Please return every record exactly as it appears.

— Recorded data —

____________

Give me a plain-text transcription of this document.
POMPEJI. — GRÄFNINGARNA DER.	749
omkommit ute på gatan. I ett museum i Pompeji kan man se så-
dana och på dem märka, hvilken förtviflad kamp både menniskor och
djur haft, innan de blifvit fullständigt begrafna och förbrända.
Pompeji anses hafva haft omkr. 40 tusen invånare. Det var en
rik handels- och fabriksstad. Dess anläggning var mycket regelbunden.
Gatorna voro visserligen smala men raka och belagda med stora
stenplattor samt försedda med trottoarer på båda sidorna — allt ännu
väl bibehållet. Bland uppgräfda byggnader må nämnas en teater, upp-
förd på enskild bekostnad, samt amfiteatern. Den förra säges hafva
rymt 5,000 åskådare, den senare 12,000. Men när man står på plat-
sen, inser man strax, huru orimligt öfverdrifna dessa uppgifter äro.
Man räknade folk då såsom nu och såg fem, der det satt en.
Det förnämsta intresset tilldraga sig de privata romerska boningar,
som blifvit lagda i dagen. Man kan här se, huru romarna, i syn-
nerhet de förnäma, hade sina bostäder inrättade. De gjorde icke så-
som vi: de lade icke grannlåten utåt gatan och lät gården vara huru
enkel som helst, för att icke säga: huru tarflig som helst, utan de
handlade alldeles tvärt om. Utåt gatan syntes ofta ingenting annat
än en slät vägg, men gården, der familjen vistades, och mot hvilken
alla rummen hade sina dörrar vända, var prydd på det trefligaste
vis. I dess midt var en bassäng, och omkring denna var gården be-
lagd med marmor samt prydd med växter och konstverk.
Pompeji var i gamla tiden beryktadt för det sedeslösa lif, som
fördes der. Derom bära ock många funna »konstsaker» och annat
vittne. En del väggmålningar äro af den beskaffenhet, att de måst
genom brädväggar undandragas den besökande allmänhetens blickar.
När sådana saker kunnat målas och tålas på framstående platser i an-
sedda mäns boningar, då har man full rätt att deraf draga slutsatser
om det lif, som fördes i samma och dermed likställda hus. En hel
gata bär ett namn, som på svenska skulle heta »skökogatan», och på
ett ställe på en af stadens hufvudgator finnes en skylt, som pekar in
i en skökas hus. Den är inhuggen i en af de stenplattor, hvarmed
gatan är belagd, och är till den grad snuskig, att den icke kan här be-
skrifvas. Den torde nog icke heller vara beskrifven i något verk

____________

— REPLY —
Give me a plain-text transcription of this document.
POMPEJI. — GRÄFNINGARNA DER.	749
omkommit ute på gatan. I ett museum i Pompeji kan man se så-
dana och på dem märka, hvilken förtviflad kamp både menniskor och
djur haft, innan de blifvit fullständigt begrafna och förbrända.
Pompeji anses hafva haft omkr. 40 tusen invånare. Det var en
rik handels- och fabriksstad. Dess anläggning var mycket regelbunden.
Gatorna voro visserligen smala men raka och belagda med stora
stenplattor samt försedda med trottoarer på båda sidorna — allt ännu
väl bibehållet. Bland uppgräfda byggnader må nämnas en teater, upp-
förd på enskild bekostnad, samt amfiteatern. Den förra säges hafva
rymt 5,000 åskådare, den senare 12,000. Men när man står på plat-
sen, inser man strax, huru orimligt öfverdrifna dessa uppgifter äro.
Man räknade folk då såsom nu och såg fem, der det satt en.
Det förnämsta intresset tilldraga sig de privata romerska boningar,
som blifvit lagda i dagen. Man kan här se, huru romarna, i syn-
nerhet de förnäma, hade sina bostäder inrättade. De gjorde icke så-
som vi: de lade icke grannlåten utåt gatan och lät gården vara huru
enkel som helst, för att icke säga: huru tarflig som helst, utan de
handlade alldeles tvärt om. Utåt gatan syntes ofta ingenting annat
än en slät vägg, men gården, der familjen vistades, och mot hvilken
alla rummen hade sina dörrar vända, var prydd på det trefligaste
vis. I dess midt var en bassäng, och omkring denna var gården be-
lagd med marmor samt prydd med växter och konstverk.
Pompeji var i gamla tiden beryktadt för det sedeslösa lif, som
fördes der. Derom bära ock många funna »konstsaker» och annat
vittne. En del väggmålningar äro af den beskaffenhet, att de måst
genom brädväggar undandragas den besökande allmänhetens blickar.
När sådana saker kunnat målas och tålas på framstående platser i an-
sedda mäns boningar, då har man full rätt att deraf draga slutsatser
om det lif, som fördes i samma och dermed likställda hus. En hel
gata bär ett namn, som på svenska skulle heta »skökogatan», och på
ett ställe på en af stadens hufvudgator finnes en skylt, som pekar in
i en skökas hus. Den är inhuggen i en af de stenplattor, hvarmed
gatan är belagd, och är till den grad snuskig, att den icke kan här be-
skrifvas. Den torde nog icke heller vara beskrifven i något verk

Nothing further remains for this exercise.